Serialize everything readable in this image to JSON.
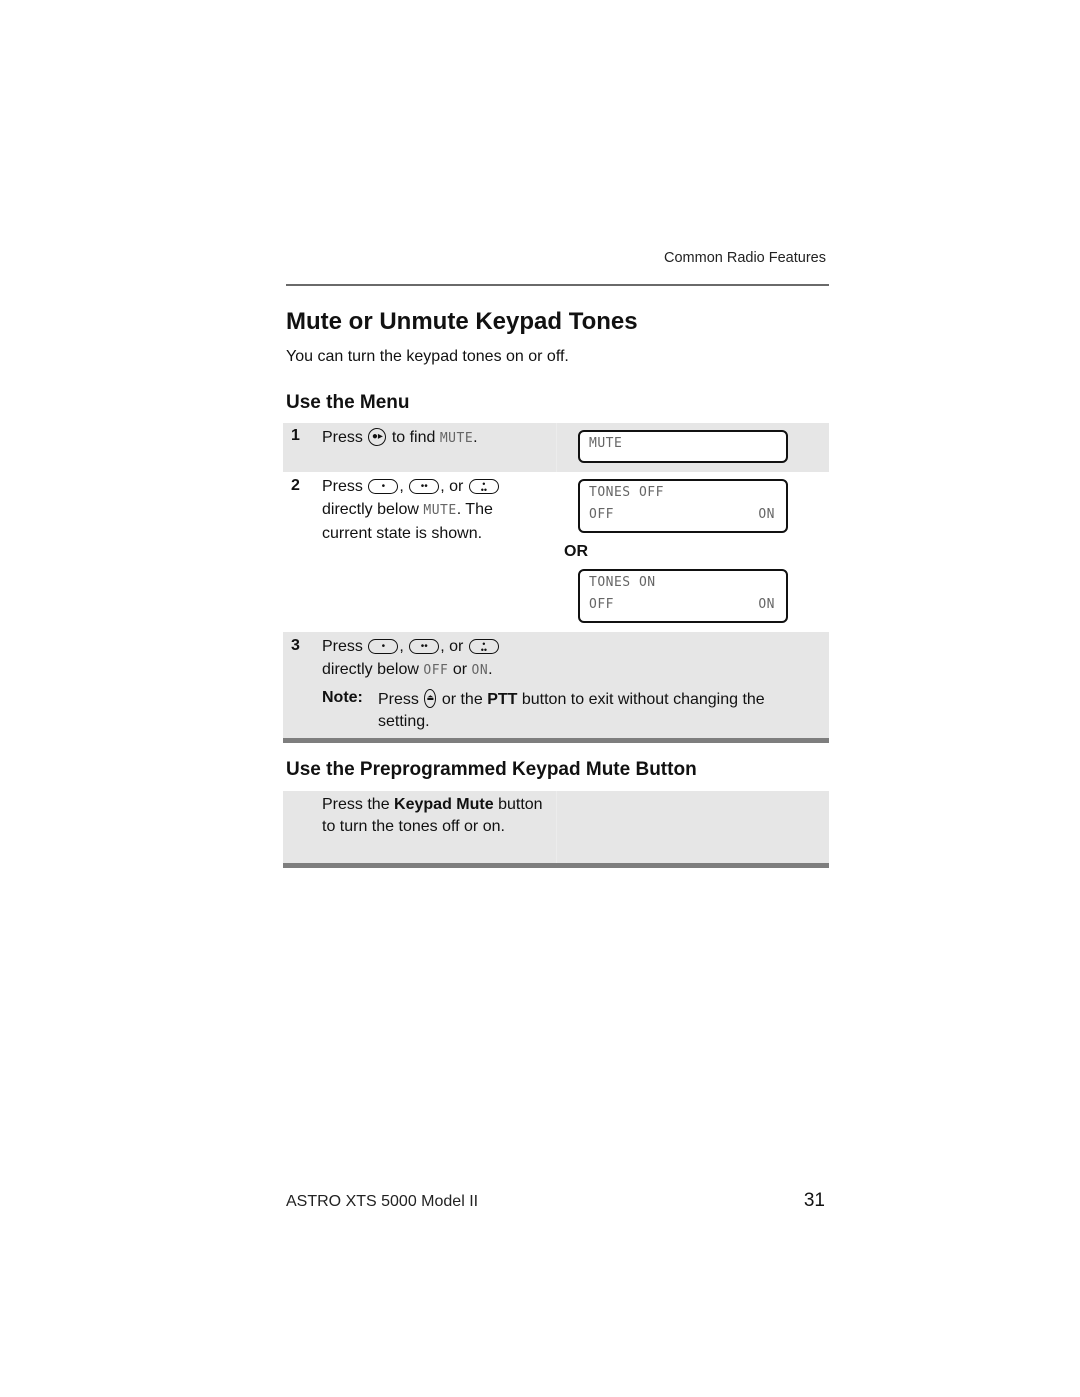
{
  "header": {
    "running_head": "Common Radio Features"
  },
  "title": "Mute or Unmute Keypad Tones",
  "intro": "You can turn the keypad tones on or off.",
  "section_menu": {
    "heading": "Use the Menu",
    "steps": [
      {
        "number": "1",
        "press": "Press",
        "after_icon": "to find",
        "lcd_word": "MUTE",
        "end": ".",
        "icon": "navigation-right-key-icon",
        "display": {
          "line1": "MUTE"
        }
      },
      {
        "number": "2",
        "press": "Press",
        "sep1": ",",
        "sep2": ", or",
        "line2_pre": "directly below",
        "lcd_word": "MUTE",
        "line2_post": ". The",
        "line3": "current state is shown.",
        "icons": [
          "softkey-one-dot-icon",
          "softkey-two-dot-icon",
          "softkey-three-dot-icon"
        ],
        "displays": [
          {
            "line1": "TONES OFF",
            "left": "OFF",
            "right": "ON"
          },
          {
            "line1": "TONES ON",
            "left": "OFF",
            "right": "ON"
          }
        ],
        "or_label": "OR"
      },
      {
        "number": "3",
        "press": "Press",
        "sep1": ",",
        "sep2": ", or",
        "line2_pre": "directly below",
        "lcd_off": "OFF",
        "or_word": "or",
        "lcd_on": "ON",
        "end": ".",
        "icons": [
          "softkey-one-dot-icon",
          "softkey-two-dot-icon",
          "softkey-three-dot-icon"
        ]
      }
    ],
    "note": {
      "label": "Note:",
      "press": "Press",
      "mid": "or the",
      "bold": "PTT",
      "rest": "button to exit without changing the setting.",
      "icon": "home-key-icon"
    }
  },
  "section_button": {
    "heading": "Use the Preprogrammed Keypad Mute Button",
    "pre": "Press the",
    "bold": "Keypad Mute",
    "post": "button to turn the tones off or on."
  },
  "footer": {
    "model": "ASTRO XTS 5000 Model II",
    "page_number": "31"
  }
}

**Brief**: Images must not appear in the copy; reproduce everything else in the records verbatim.

**Worked answer**:
Serialize everything readable in this image to JSON.
{
  "header": {
    "running_head": "Common Radio Features"
  },
  "title": "Mute or Unmute Keypad Tones",
  "intro": "You can turn the keypad tones on or off.",
  "section_menu": {
    "heading": "Use the Menu",
    "steps": [
      {
        "number": "1",
        "press": "Press",
        "after_icon": "to find",
        "lcd_word": "MUTE",
        "end": ".",
        "icon": "navigation-right-key-icon",
        "display": {
          "line1": "MUTE"
        }
      },
      {
        "number": "2",
        "press": "Press",
        "sep1": ",",
        "sep2": ", or",
        "line2_pre": "directly below",
        "lcd_word": "MUTE",
        "line2_post": ". The",
        "line3": "current state is shown.",
        "icons": [
          "softkey-one-dot-icon",
          "softkey-two-dot-icon",
          "softkey-three-dot-icon"
        ],
        "displays": [
          {
            "line1": "TONES OFF",
            "left": "OFF",
            "right": "ON"
          },
          {
            "line1": "TONES ON",
            "left": "OFF",
            "right": "ON"
          }
        ],
        "or_label": "OR"
      },
      {
        "number": "3",
        "press": "Press",
        "sep1": ",",
        "sep2": ", or",
        "line2_pre": "directly below",
        "lcd_off": "OFF",
        "or_word": "or",
        "lcd_on": "ON",
        "end": ".",
        "icons": [
          "softkey-one-dot-icon",
          "softkey-two-dot-icon",
          "softkey-three-dot-icon"
        ]
      }
    ],
    "note": {
      "label": "Note:",
      "press": "Press",
      "mid": "or the",
      "bold": "PTT",
      "rest": "button to exit without changing the setting.",
      "icon": "home-key-icon"
    }
  },
  "section_button": {
    "heading": "Use the Preprogrammed Keypad Mute Button",
    "pre": "Press the",
    "bold": "Keypad Mute",
    "post": "button to turn the tones off or on."
  },
  "footer": {
    "model": "ASTRO XTS 5000 Model II",
    "page_number": "31"
  }
}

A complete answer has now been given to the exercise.